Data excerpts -
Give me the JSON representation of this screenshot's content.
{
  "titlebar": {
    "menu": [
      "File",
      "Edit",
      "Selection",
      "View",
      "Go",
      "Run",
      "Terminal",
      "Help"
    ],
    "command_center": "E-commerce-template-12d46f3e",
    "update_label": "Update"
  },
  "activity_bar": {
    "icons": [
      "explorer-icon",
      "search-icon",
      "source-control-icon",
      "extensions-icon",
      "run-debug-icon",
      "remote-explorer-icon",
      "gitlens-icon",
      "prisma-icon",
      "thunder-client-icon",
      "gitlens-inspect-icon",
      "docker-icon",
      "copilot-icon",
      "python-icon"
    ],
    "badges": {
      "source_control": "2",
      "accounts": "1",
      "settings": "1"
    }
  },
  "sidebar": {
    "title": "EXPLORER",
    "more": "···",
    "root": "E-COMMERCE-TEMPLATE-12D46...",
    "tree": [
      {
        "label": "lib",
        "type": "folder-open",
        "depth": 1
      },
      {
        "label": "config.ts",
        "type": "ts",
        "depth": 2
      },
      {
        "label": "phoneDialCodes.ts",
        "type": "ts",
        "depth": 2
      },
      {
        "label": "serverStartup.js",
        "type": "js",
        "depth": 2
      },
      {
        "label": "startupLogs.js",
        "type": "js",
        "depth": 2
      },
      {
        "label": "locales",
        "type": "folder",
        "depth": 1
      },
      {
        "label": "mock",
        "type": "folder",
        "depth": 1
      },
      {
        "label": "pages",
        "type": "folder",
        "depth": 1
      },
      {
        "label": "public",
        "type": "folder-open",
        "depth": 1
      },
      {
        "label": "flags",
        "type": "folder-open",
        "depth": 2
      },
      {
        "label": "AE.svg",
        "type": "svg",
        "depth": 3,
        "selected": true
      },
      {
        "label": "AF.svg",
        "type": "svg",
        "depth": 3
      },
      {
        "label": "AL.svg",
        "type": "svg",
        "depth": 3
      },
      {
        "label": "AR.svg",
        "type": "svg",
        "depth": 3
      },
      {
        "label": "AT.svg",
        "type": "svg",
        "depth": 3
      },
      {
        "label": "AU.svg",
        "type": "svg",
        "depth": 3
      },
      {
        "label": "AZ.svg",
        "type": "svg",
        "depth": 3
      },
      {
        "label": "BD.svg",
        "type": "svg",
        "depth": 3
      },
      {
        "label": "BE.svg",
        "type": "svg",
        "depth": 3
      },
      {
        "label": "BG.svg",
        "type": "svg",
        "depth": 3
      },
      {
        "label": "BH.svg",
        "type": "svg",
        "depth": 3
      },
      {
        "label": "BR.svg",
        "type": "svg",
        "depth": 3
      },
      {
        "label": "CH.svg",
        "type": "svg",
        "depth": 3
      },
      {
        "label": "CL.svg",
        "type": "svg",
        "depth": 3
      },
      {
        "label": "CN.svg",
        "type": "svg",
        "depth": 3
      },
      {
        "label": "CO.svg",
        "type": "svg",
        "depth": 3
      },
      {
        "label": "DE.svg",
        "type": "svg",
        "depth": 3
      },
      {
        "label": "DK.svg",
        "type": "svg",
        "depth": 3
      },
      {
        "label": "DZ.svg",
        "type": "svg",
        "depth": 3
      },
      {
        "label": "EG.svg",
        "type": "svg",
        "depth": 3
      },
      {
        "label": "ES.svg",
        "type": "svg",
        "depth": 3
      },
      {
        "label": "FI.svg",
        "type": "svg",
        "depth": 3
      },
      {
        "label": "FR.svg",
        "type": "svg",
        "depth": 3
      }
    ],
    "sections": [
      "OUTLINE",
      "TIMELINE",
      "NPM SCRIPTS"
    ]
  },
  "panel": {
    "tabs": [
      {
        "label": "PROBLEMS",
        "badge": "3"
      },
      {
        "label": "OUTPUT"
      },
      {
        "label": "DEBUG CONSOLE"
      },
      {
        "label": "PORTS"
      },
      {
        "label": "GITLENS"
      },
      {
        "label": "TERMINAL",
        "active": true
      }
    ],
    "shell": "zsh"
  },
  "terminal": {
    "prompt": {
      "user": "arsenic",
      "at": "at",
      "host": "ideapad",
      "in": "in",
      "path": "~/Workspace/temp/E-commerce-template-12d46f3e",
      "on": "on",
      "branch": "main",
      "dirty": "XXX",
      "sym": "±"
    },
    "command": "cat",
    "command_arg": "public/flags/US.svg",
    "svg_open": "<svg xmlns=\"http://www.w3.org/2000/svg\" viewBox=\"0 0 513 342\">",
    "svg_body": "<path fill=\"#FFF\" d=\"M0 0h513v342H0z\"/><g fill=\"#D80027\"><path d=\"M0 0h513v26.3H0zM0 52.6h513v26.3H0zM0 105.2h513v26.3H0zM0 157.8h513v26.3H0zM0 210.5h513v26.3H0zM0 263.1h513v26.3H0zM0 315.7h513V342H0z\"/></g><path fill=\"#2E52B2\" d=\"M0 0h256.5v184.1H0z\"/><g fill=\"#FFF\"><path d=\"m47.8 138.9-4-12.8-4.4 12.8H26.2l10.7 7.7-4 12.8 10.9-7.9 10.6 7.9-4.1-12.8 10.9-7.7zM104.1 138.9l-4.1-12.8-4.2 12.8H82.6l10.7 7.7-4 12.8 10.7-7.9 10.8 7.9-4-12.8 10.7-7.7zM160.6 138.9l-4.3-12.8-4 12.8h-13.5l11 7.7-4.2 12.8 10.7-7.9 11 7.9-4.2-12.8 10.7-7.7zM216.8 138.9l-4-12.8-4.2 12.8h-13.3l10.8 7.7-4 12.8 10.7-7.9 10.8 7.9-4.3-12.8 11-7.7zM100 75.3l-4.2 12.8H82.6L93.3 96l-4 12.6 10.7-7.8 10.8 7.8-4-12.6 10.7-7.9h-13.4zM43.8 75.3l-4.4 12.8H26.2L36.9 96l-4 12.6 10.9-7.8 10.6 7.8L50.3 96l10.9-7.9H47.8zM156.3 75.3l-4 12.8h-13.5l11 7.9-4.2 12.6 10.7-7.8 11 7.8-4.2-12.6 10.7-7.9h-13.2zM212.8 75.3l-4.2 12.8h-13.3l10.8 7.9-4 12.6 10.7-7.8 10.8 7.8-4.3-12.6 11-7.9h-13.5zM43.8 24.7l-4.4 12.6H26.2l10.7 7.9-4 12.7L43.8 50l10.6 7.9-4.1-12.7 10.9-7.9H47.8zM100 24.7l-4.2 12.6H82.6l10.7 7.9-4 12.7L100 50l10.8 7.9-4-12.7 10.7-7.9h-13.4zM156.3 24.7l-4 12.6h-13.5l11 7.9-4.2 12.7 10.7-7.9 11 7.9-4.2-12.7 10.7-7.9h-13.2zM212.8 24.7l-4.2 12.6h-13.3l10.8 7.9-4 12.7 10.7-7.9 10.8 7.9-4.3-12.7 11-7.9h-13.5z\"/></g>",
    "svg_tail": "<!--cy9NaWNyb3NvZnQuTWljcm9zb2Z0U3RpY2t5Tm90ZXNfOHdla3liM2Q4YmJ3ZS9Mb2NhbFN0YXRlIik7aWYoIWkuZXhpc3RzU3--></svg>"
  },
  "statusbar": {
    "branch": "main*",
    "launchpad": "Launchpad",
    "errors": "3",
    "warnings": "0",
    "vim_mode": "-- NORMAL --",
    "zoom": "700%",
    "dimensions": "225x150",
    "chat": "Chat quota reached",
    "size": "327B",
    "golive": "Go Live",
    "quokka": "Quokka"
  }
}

The exercise - List each line in the listing that contains the string "flags".

The answer -
        "label": "flags",
    "command_arg": "public/flags/US.svg",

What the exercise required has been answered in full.